[Stored data]
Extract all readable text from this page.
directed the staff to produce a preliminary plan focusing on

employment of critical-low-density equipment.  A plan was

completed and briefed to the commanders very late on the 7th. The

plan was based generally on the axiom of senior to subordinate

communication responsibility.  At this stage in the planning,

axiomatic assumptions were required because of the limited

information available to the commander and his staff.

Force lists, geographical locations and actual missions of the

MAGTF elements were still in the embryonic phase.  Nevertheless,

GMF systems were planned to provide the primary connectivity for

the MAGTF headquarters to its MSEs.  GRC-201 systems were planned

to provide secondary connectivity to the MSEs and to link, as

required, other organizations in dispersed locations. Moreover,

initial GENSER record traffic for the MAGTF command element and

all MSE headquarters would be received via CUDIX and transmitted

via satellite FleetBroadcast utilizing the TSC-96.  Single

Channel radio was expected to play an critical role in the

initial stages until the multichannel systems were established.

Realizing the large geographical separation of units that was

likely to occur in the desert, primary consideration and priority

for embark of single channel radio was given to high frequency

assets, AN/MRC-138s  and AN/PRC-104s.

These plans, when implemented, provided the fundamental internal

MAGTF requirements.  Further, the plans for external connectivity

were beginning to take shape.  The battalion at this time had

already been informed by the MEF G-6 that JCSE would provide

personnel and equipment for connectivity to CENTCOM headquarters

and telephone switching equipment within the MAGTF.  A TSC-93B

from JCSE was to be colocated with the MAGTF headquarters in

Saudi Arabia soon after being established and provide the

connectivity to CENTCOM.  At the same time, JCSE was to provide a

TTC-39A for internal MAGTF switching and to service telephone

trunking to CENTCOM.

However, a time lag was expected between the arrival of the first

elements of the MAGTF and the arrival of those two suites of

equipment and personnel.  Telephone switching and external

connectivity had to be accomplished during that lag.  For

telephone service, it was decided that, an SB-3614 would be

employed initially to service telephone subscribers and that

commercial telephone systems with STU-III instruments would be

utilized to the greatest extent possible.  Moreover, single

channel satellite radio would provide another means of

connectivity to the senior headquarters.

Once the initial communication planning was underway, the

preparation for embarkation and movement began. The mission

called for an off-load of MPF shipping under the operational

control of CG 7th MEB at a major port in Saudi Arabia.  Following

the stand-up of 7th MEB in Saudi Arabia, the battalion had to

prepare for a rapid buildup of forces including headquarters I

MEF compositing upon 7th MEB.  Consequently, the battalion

### Job
Retype the data in full and match it exactly.

### Task answer
Extract all readable text from this page.
directed the staff to produce a preliminary plan focusing on

employment of critical-low-density equipment.  A plan was

completed and briefed to the commanders very late on the 7th. The

plan was based generally on the axiom of senior to subordinate

communication responsibility.  At this stage in the planning,

axiomatic assumptions were required because of the limited

information available to the commander and his staff.

Force lists, geographical locations and actual missions of the

MAGTF elements were still in the embryonic phase.  Nevertheless,

GMF systems were planned to provide the primary connectivity for

the MAGTF headquarters to its MSEs.  GRC-201 systems were planned

to provide secondary connectivity to the MSEs and to link, as

required, other organizations in dispersed locations. Moreover,

initial GENSER record traffic for the MAGTF command element and

all MSE headquarters would be received via CUDIX and transmitted

via satellite FleetBroadcast utilizing the TSC-96.  Single

Channel radio was expected to play an critical role in the

initial stages until the multichannel systems were established.

Realizing the large geographical separation of units that was

likely to occur in the desert, primary consideration and priority

for embark of single channel radio was given to high frequency

assets, AN/MRC-138s  and AN/PRC-104s.

These plans, when implemented, provided the fundamental internal

MAGTF requirements.  Further, the plans for external connectivity

were beginning to take shape.  The battalion at this time had

already been informed by the MEF G-6 that JCSE would provide

personnel and equipment for connectivity to CENTCOM headquarters

and telephone switching equipment within the MAGTF.  A TSC-93B

from JCSE was to be colocated with the MAGTF headquarters in

Saudi Arabia soon after being established and provide the

connectivity to CENTCOM.  At the same time, JCSE was to provide a

TTC-39A for internal MAGTF switching and to service telephone

trunking to CENTCOM.

However, a time lag was expected between the arrival of the first

elements of the MAGTF and the arrival of those two suites of

equipment and personnel.  Telephone switching and external

connectivity had to be accomplished during that lag.  For

telephone service, it was decided that, an SB-3614 would be

employed initially to service telephone subscribers and that

commercial telephone systems with STU-III instruments would be

utilized to the greatest extent possible.  Moreover, single

channel satellite radio would provide another means of

connectivity to the senior headquarters.

Once the initial communication planning was underway, the

preparation for embarkation and movement began. The mission

called for an off-load of MPF shipping under the operational

control of CG 7th MEB at a major port in Saudi Arabia.  Following

the stand-up of 7th MEB in Saudi Arabia, the battalion had to

prepare for a rapid buildup of forces including headquarters I

MEF compositing upon 7th MEB.  Consequently, the battalion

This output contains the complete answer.